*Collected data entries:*
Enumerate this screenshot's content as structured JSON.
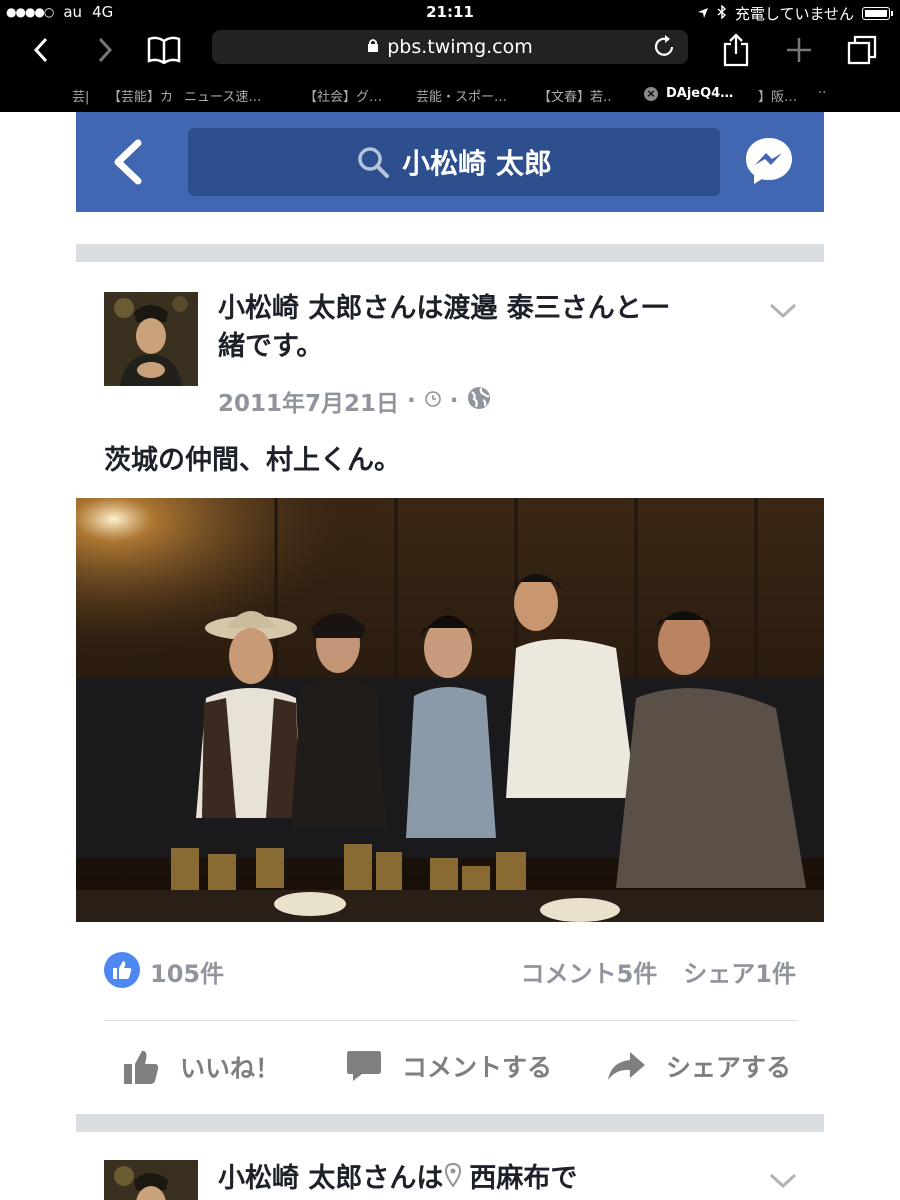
{
  "status_bar": {
    "carrier": "au",
    "network": "4G",
    "time": "21:11",
    "charging_text": "充電していません"
  },
  "browser": {
    "url": "pbs.twimg.com",
    "tabs": [
      {
        "label": "芸|",
        "active": false
      },
      {
        "label": "【芸能】カ",
        "active": false
      },
      {
        "label": "ニュース速…",
        "active": false
      },
      {
        "label": "【社会】グ…",
        "active": false
      },
      {
        "label": "芸能・スポー…",
        "active": false
      },
      {
        "label": "【文春】若…",
        "active": false
      },
      {
        "label": "DAjeQ4…",
        "active": true
      },
      {
        "label": "】阪…",
        "active": false
      },
      {
        "label": "··",
        "active": false
      }
    ]
  },
  "header": {
    "search_text": "小松崎 太郎",
    "header_color": "#4267b2"
  },
  "post": {
    "title": "小松崎 太郎さんは渡邉 泰三さんと一",
    "title_line2": "緒です。",
    "date": "2011年7月21日",
    "meta_sep": "·",
    "text": "茨城の仲間、村上くん。",
    "likes": "105件",
    "comments": "コメント5件",
    "shares": "シェア1件",
    "like_action": "いいね！",
    "comment_action": "コメントする",
    "share_action": "シェアする"
  },
  "next_post": {
    "title_prefix": "小松崎 太郎さんは",
    "location": "西麻布で"
  },
  "icons": {
    "back": "chevron-left-icon",
    "search": "search-icon",
    "messenger": "messenger-icon",
    "globe": "globe-icon",
    "clock": "clock-icon",
    "like": "thumbs-up-icon"
  }
}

*Directions for this task:* Copy out the listing exactly as it stands, but not the pictures.

*Response to the task:*
Enumerate this screenshot's content as structured JSON.
{
  "status_bar": {
    "carrier": "au",
    "network": "4G",
    "time": "21:11",
    "charging_text": "充電していません"
  },
  "browser": {
    "url": "pbs.twimg.com",
    "tabs": [
      {
        "label": "芸|",
        "active": false
      },
      {
        "label": "【芸能】カ",
        "active": false
      },
      {
        "label": "ニュース速…",
        "active": false
      },
      {
        "label": "【社会】グ…",
        "active": false
      },
      {
        "label": "芸能・スポー…",
        "active": false
      },
      {
        "label": "【文春】若…",
        "active": false
      },
      {
        "label": "DAjeQ4…",
        "active": true
      },
      {
        "label": "】阪…",
        "active": false
      },
      {
        "label": "··",
        "active": false
      }
    ]
  },
  "header": {
    "search_text": "小松崎 太郎",
    "header_color": "#4267b2"
  },
  "post": {
    "title": "小松崎 太郎さんは渡邉 泰三さんと一",
    "title_line2": "緒です。",
    "date": "2011年7月21日",
    "meta_sep": "·",
    "text": "茨城の仲間、村上くん。",
    "likes": "105件",
    "comments": "コメント5件",
    "shares": "シェア1件",
    "like_action": "いいね！",
    "comment_action": "コメントする",
    "share_action": "シェアする"
  },
  "next_post": {
    "title_prefix": "小松崎 太郎さんは",
    "location": "西麻布で"
  },
  "icons": {
    "back": "chevron-left-icon",
    "search": "search-icon",
    "messenger": "messenger-icon",
    "globe": "globe-icon",
    "clock": "clock-icon",
    "like": "thumbs-up-icon"
  }
}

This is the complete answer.